Short task ▸ Tell me how many lines hold "Pangasius", please, using only the number.
— START Given records —
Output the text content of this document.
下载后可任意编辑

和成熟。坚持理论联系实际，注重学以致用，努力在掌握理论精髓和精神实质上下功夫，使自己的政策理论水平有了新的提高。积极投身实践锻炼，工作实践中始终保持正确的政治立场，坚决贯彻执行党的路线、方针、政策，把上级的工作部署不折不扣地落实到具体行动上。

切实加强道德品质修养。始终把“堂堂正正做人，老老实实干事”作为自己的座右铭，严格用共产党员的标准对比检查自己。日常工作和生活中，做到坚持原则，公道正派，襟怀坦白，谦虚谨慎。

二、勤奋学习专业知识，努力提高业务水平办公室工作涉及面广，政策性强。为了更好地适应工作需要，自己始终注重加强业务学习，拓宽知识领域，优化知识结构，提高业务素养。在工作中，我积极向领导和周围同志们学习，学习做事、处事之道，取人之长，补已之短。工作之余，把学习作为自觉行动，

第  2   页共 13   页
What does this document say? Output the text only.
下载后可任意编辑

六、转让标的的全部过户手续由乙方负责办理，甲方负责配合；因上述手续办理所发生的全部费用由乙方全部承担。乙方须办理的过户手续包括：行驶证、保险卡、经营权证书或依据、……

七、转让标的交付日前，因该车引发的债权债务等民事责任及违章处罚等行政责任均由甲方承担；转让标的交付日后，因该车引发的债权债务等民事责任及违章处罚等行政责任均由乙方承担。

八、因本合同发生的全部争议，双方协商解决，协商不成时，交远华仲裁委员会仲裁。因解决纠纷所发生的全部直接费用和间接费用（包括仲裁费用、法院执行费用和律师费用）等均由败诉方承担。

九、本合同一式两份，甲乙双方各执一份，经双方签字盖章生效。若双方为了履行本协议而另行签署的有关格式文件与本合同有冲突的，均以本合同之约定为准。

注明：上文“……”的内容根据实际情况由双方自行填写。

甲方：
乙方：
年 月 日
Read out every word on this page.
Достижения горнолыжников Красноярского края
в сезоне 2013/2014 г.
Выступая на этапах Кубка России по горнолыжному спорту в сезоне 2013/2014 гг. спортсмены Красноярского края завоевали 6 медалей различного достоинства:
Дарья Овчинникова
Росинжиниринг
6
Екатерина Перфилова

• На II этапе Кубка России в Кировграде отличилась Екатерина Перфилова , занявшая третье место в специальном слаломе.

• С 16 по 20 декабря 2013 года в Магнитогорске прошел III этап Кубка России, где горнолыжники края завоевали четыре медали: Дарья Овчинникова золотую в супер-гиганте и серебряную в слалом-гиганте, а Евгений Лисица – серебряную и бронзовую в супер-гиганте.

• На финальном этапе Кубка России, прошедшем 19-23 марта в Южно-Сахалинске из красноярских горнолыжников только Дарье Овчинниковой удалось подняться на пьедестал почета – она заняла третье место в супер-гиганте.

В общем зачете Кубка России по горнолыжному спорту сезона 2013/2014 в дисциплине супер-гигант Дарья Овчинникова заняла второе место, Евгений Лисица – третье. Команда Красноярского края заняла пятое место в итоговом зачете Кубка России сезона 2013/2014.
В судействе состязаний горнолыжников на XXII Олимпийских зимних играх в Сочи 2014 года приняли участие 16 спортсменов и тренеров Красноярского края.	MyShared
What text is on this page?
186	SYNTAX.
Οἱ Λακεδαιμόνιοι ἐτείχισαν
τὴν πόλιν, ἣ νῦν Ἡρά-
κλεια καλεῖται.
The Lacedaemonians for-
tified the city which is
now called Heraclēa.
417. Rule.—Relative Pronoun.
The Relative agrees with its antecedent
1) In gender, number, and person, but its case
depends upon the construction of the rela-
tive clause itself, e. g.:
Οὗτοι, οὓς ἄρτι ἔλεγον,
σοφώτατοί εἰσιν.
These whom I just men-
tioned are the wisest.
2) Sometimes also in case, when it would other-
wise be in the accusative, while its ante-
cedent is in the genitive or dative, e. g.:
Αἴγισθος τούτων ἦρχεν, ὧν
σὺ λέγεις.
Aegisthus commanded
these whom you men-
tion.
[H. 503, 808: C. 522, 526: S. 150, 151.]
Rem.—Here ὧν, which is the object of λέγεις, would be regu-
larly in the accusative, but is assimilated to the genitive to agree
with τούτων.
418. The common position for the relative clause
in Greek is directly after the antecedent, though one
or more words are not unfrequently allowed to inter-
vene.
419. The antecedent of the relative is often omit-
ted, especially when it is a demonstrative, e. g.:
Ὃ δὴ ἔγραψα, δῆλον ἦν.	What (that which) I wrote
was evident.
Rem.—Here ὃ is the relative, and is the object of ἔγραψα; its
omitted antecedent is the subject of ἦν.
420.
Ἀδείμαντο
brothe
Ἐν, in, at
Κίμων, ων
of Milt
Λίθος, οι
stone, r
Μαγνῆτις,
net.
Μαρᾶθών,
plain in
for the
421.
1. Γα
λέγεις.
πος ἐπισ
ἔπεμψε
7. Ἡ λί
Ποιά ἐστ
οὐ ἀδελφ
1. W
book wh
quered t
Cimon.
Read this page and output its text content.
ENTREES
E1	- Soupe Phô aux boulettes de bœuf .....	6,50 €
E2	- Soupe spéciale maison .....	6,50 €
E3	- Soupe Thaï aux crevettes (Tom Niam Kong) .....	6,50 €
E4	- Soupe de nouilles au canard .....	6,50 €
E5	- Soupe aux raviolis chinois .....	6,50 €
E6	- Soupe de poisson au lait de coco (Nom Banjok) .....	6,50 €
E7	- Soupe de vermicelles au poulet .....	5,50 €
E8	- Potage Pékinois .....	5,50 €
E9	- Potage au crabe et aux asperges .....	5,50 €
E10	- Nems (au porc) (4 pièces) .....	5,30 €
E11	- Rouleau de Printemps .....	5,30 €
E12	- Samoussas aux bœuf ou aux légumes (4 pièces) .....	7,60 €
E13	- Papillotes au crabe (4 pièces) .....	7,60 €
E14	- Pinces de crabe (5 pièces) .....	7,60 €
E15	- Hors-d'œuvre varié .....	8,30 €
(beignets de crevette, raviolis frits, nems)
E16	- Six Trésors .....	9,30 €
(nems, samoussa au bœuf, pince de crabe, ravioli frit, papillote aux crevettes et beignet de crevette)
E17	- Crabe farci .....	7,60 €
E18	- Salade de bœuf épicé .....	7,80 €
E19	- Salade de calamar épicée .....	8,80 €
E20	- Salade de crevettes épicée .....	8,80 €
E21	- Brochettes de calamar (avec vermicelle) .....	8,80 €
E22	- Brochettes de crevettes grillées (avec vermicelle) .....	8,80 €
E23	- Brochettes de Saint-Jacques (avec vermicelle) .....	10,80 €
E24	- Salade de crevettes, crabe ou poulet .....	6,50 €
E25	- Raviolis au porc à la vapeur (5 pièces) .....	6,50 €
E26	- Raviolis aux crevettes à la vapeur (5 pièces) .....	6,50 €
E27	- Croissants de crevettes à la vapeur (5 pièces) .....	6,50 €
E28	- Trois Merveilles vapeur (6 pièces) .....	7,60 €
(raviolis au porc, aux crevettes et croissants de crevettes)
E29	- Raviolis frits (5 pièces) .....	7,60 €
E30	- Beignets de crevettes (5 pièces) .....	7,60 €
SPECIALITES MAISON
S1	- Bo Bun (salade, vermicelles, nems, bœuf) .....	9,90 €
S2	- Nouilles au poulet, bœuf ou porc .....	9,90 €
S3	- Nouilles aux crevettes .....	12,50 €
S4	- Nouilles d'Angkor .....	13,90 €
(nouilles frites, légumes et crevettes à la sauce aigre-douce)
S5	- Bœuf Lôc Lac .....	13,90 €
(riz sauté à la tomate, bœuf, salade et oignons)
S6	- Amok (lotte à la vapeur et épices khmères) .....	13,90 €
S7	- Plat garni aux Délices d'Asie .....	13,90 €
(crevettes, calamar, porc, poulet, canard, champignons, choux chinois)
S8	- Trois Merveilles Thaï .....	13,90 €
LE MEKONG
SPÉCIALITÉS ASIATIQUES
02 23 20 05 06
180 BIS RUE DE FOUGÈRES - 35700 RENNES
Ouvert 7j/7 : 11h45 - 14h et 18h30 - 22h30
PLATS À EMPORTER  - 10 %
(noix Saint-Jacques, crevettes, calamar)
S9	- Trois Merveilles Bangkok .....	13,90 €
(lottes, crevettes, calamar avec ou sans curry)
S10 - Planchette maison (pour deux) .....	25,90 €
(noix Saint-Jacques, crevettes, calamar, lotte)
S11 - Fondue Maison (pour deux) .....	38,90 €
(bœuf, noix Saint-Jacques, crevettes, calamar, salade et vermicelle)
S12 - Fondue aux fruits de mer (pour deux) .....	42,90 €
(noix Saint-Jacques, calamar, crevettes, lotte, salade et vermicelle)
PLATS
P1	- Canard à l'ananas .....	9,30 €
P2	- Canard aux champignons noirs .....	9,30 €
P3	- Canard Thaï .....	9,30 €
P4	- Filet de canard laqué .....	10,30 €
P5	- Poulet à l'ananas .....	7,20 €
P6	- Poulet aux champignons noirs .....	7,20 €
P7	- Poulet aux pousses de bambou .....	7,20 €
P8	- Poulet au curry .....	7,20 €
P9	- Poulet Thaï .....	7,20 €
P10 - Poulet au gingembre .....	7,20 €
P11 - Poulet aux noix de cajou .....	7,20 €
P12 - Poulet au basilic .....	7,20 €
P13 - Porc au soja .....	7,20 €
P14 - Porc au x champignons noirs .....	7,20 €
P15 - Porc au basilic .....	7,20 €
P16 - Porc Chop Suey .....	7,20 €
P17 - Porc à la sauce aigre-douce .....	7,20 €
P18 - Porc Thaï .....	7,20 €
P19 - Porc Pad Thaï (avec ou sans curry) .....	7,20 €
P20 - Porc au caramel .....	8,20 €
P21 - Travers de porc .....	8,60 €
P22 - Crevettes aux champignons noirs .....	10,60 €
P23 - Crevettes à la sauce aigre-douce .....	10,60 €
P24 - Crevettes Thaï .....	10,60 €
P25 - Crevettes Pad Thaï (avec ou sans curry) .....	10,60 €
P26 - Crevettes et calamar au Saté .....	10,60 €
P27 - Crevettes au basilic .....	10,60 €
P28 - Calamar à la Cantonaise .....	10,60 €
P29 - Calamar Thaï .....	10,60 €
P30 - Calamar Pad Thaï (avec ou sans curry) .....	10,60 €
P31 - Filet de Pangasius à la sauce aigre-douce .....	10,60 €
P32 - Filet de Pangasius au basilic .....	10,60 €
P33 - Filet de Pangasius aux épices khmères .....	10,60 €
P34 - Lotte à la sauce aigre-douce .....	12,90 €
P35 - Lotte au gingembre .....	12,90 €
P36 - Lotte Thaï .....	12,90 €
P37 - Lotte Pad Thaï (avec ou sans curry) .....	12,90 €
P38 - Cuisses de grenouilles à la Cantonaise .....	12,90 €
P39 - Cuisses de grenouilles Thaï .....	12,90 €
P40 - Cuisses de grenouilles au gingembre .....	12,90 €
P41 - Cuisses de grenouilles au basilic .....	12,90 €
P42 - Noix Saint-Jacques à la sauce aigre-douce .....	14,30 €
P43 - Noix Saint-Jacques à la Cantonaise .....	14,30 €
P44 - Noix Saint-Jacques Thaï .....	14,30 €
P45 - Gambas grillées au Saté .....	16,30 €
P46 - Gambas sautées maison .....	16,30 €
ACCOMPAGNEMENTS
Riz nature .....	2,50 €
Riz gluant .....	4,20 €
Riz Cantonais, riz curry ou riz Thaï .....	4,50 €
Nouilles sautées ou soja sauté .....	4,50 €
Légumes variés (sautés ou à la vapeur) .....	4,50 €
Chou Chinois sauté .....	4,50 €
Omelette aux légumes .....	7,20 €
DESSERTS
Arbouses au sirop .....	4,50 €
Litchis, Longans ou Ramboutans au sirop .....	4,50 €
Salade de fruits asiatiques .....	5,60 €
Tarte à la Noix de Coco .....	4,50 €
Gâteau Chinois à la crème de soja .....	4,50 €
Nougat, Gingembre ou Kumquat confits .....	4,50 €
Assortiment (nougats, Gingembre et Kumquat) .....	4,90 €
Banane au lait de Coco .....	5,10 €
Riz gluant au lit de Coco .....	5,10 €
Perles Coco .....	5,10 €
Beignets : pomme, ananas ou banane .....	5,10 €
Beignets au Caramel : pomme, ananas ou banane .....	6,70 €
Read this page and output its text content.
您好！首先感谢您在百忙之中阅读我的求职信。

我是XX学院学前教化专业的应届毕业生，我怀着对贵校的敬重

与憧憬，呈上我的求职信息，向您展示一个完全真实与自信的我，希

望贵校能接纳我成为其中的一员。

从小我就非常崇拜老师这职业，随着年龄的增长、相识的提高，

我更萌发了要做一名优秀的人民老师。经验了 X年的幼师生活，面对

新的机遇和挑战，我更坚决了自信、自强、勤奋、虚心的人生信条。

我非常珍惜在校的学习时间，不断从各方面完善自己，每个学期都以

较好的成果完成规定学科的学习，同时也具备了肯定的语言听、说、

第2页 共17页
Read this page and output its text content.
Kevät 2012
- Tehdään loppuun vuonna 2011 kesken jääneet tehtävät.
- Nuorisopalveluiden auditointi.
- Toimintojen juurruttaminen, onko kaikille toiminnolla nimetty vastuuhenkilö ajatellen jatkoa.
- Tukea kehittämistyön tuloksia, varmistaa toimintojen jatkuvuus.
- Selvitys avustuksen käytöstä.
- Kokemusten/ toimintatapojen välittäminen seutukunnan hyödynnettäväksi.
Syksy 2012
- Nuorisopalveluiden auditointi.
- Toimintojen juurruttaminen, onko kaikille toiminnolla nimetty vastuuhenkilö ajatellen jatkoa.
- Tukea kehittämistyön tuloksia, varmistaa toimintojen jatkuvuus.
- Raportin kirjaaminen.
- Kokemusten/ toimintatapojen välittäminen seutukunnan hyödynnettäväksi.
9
— END Given records —
Exercise response ▸ 3